##### Data

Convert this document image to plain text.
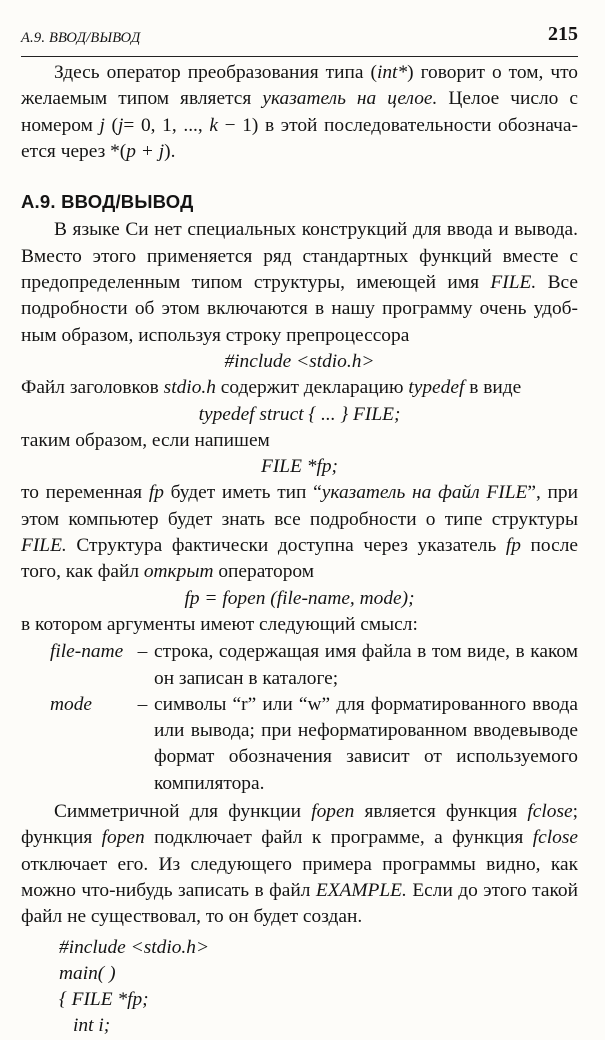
А.9. ВВОД/ВЫВОД	215

Здесь оператор преобразования типа (int*) говорит о том, что желаемым типом является указатель на целое. Целое число с номером j (j= 0, 1, ..., k − 1) в этой последовательности обозначается через *(p + j).

А.9. ВВОД/ВЫВОД

В языке Си нет специальных конструкций для ввода и вывода. Вместо этого применяется ряд стандартных функций вместе с предопределенным типом структуры, имеющей имя FILE. Все подробности об этом включаются в нашу программу очень удобным образом, используя строку препроцессора

#include <stdio.h>

Файл заголовков stdio.h содержит декларацию typedef в виде

typedef struct { ... } FILE;

таким образом, если напишем

FILE *fp;

то переменная fp будет иметь тип “указатель на файл FILE”, при этом компьютер будет знать все подробности о типе структуры FILE. Структура фактически доступна через указатель fp после того, как файл открыт оператором

fp = fopen (file-name, mode);

в котором аргументы имеют следующий смысл:

file-name – строка, содержащая имя файла в том виде, в каком он записан в каталоге;
mode	– символы “r” или “w” для форматированного ввода или вывода; при неформатированном вводевыводе формат обозначения зависит от используемого компилятора.

Симметричной для функции fopen является функция fclose; функция fopen подключает файл к программе, а функция fclose отключает его. Из следующего примера программы видно, как можно что-нибудь записать в файл EXAMPLE. Если до этого такой файл не существовал, то он будет создан.

#include <stdio.h>
main( )
{ FILE *fp;
int i;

##########

**Direction**
Each record above must be returned exactly as written, with its pictures omitted.

**Task result**
Convert this document image to plain text.
А.9. ВВОД/ВЫВОД	215

Здесь оператор преобразования типа (int*) говорит о том, что желаемым типом является указатель на целое. Целое число с номером j (j= 0, 1, ..., k − 1) в этой последовательности обозначается через *(p + j).

А.9. ВВОД/ВЫВОД

В языке Си нет специальных конструкций для ввода и вывода. Вместо этого применяется ряд стандартных функций вместе с предопределенным типом структуры, имеющей имя FILE. Все подробности об этом включаются в нашу программу очень удобным образом, используя строку препроцессора

#include <stdio.h>

Файл заголовков stdio.h содержит декларацию typedef в виде

typedef struct { ... } FILE;

таким образом, если напишем

FILE *fp;

то переменная fp будет иметь тип “указатель на файл FILE”, при этом компьютер будет знать все подробности о типе структуры FILE. Структура фактически доступна через указатель fp после того, как файл открыт оператором

fp = fopen (file-name, mode);

в котором аргументы имеют следующий смысл:

file-name – строка, содержащая имя файла в том виде, в каком он записан в каталоге;
mode	– символы “r” или “w” для форматированного ввода или вывода; при неформатированном вводевыводе формат обозначения зависит от используемого компилятора.

Симметричной для функции fopen является функция fclose; функция fopen подключает файл к программе, а функция fclose отключает его. Из следующего примера программы видно, как можно что-нибудь записать в файл EXAMPLE. Если до этого такой файл не существовал, то он будет создан.

#include <stdio.h>
main( )
{ FILE *fp;
int i;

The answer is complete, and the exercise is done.